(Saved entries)
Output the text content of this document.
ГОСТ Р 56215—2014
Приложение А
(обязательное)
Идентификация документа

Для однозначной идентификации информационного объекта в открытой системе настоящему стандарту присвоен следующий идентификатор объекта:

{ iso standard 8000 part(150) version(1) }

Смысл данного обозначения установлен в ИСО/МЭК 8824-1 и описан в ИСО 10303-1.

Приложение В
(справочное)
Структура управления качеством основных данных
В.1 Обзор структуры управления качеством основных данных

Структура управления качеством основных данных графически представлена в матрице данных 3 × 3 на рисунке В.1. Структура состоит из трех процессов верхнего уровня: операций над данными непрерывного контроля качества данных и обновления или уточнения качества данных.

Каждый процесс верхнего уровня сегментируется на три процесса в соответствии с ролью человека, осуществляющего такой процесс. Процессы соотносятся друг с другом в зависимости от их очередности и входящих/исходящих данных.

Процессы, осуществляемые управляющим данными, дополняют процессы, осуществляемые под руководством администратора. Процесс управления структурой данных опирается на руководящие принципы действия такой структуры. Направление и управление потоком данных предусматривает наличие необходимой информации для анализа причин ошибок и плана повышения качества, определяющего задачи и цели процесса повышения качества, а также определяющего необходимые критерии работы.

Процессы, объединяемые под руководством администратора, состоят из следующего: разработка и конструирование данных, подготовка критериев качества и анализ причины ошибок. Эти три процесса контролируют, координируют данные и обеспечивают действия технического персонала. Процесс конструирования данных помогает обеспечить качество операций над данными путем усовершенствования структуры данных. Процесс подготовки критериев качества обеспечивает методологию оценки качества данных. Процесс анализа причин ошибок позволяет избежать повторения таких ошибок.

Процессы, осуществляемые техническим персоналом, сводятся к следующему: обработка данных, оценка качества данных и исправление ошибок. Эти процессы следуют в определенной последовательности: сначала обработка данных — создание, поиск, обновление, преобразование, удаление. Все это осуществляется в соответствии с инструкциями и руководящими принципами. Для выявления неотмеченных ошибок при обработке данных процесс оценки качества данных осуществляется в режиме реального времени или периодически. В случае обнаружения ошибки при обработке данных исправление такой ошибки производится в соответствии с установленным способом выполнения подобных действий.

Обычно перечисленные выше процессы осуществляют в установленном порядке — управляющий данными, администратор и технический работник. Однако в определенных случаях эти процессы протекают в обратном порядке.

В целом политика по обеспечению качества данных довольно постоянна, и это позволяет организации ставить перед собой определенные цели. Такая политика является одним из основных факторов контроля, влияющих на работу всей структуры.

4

__What the task asks__
Report only how many lines in the listing contain the string "контроля".

__Solution below__
2